** RAW DATA **
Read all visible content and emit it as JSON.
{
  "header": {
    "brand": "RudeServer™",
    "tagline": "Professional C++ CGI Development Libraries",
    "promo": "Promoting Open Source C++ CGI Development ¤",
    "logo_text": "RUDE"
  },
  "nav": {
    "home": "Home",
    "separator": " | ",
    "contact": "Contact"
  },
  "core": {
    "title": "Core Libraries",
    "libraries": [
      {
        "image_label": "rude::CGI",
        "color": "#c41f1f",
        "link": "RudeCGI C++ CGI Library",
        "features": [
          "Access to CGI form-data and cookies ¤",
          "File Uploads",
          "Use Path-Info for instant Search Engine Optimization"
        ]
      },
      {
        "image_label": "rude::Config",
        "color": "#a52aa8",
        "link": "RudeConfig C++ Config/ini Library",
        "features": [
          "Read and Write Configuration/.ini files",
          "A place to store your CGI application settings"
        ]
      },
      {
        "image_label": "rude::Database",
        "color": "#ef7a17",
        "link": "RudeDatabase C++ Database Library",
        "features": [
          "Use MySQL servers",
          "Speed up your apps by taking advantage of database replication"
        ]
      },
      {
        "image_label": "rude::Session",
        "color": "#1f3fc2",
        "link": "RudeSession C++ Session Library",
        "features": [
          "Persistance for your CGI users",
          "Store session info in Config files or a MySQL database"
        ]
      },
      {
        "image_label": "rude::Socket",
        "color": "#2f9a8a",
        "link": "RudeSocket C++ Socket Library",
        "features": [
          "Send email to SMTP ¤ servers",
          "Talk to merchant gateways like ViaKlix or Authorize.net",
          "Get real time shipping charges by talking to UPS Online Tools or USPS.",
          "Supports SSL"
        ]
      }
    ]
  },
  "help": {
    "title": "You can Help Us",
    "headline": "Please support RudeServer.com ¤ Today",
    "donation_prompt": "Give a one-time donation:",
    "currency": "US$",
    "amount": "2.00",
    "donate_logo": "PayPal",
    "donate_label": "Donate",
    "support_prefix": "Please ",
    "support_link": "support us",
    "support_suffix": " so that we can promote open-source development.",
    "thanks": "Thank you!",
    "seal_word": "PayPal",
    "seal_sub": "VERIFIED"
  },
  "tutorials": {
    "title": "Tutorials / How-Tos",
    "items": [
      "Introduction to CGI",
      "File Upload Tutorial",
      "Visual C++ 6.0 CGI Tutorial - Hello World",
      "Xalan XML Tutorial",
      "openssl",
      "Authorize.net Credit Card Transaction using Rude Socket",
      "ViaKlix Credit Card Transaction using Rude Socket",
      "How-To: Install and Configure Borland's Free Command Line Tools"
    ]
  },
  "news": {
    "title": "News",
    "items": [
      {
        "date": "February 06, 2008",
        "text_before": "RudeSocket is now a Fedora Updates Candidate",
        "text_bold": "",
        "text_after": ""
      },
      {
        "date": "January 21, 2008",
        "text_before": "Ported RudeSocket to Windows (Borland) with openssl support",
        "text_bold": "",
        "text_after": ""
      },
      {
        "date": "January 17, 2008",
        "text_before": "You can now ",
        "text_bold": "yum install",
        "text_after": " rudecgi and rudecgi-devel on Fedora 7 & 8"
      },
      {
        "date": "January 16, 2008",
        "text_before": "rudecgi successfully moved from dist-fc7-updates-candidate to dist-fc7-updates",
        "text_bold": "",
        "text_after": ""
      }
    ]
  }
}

** THE TASK **
Copy every line from the records above that contains the word "Read".

** EXPECTED ANSWER **
Read all visible content and emit it as JSON.
          "Read and Write Configuration/.ini files",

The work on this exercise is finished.